Write out the lines of the listing exactly, from the line with "bar: [400, 349, 426, 446]" up to and including the line with "bar: [621, 292, 647, 446]".

» **RECORDS TO PROCESS**:

──────────

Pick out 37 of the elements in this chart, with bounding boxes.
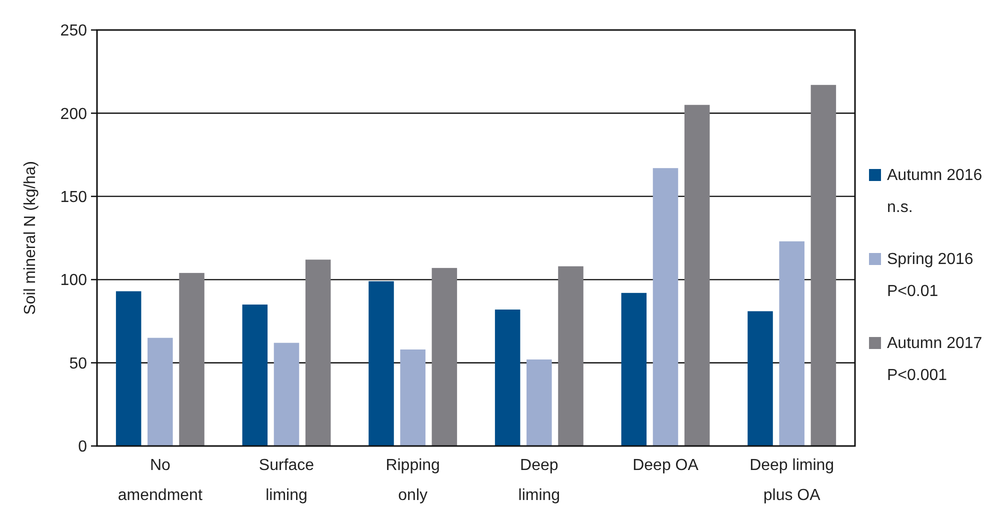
bar: [400, 349, 426, 446]
text: P<0.01: [887, 283, 938, 300]
bar: [494, 310, 520, 446]
bar: [652, 168, 678, 446]
bar: [242, 304, 268, 446]
x-tick-label: Deep liming: [518, 457, 560, 504]
y-axis-title: Soil mineral N (kg/ha): [22, 161, 39, 315]
bar: [621, 292, 647, 446]
x-tick-label: Deep OA: [632, 457, 699, 474]
bar: [748, 311, 773, 446]
legend-label: Autumn 2017: [887, 335, 982, 352]
bar: [116, 291, 142, 446]
bar: [148, 338, 173, 446]
y-tick-label: 250: [60, 22, 88, 40]
x-tick-label: No amendment: [118, 457, 203, 504]
bar: [305, 260, 331, 446]
bar: [368, 281, 394, 446]
y-tick-label: 150: [60, 189, 88, 206]
bar: [526, 359, 552, 446]
bar: [684, 104, 710, 446]
y-tick-label: 200: [60, 106, 88, 123]
x-tick-label: Ripping only: [386, 457, 440, 504]
bar: [779, 241, 804, 446]
y-tick-label: 100: [60, 272, 88, 290]
text: n.s.: [887, 199, 913, 216]
bar: [558, 266, 584, 446]
legend-label: Spring 2016: [887, 251, 974, 268]
y-tick-label: 0: [78, 438, 88, 456]
bar: [179, 272, 204, 446]
y-tick-label: 50: [69, 355, 88, 372]
legend-label: Autumn 2016: [887, 167, 982, 184]
text: P<0.001: [887, 367, 948, 384]
x-tick-label: Deep liming plus OA: [750, 457, 834, 504]
x-tick-label: Surface liming: [258, 457, 314, 504]
bar: [810, 84, 836, 446]
bar: [274, 342, 300, 446]
bar: [432, 268, 458, 446]
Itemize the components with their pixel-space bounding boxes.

──────────

» **EXERCISE RESPONSE**:
bar: [400, 349, 426, 446]
text: P<0.01: [887, 283, 938, 300]
bar: [494, 310, 520, 446]
bar: [652, 168, 678, 446]
bar: [242, 304, 268, 446]
x-tick-label: Deep liming: [518, 457, 560, 504]
y-axis-title: Soil mineral N (kg/ha): [22, 161, 39, 315]
bar: [621, 292, 647, 446]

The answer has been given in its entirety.